WRITTEN INSTRUCTION
Write the material out again in full, exactly.

RECORDS TO PROCESS
****************

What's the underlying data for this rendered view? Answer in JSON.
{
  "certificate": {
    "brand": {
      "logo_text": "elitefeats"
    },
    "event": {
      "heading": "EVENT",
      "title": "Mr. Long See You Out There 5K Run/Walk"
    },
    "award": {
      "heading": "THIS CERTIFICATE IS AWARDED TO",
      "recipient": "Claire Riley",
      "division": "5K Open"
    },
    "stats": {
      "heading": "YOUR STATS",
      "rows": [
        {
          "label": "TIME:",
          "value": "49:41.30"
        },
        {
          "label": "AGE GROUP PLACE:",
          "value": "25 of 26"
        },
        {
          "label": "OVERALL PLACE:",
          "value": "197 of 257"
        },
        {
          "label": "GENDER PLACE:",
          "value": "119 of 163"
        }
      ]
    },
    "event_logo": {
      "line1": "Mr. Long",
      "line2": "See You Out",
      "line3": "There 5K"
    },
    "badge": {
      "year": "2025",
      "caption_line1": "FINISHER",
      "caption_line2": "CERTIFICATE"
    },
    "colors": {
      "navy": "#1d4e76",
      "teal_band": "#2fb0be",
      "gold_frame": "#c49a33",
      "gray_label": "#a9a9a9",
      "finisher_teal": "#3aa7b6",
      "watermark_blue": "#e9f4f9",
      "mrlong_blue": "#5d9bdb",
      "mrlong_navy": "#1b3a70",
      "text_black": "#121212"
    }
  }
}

****************

EXPECTED OUTPUT
What's the underlying data for this rendered view? Answer in JSON.
{
  "certificate": {
    "brand": {
      "logo_text": "elitefeats"
    },
    "event": {
      "heading": "EVENT",
      "title": "Mr. Long See You Out There 5K Run/Walk"
    },
    "award": {
      "heading": "THIS CERTIFICATE IS AWARDED TO",
      "recipient": "Claire Riley",
      "division": "5K Open"
    },
    "stats": {
      "heading": "YOUR STATS",
      "rows": [
        {
          "label": "TIME:",
          "value": "49:41.30"
        },
        {
          "label": "AGE GROUP PLACE:",
          "value": "25 of 26"
        },
        {
          "label": "OVERALL PLACE:",
          "value": "197 of 257"
        },
        {
          "label": "GENDER PLACE:",
          "value": "119 of 163"
        }
      ]
    },
    "event_logo": {
      "line1": "Mr. Long",
      "line2": "See You Out",
      "line3": "There 5K"
    },
    "badge": {
      "year": "2025",
      "caption_line1": "FINISHER",
      "caption_line2": "CERTIFICATE"
    },
    "colors": {
      "navy": "#1d4e76",
      "teal_band": "#2fb0be",
      "gold_frame": "#c49a33",
      "gray_label": "#a9a9a9",
      "finisher_teal": "#3aa7b6",
      "watermark_blue": "#e9f4f9",
      "mrlong_blue": "#5d9bdb",
      "mrlong_navy": "#1b3a70",
      "text_black": "#121212"
    }
  }
}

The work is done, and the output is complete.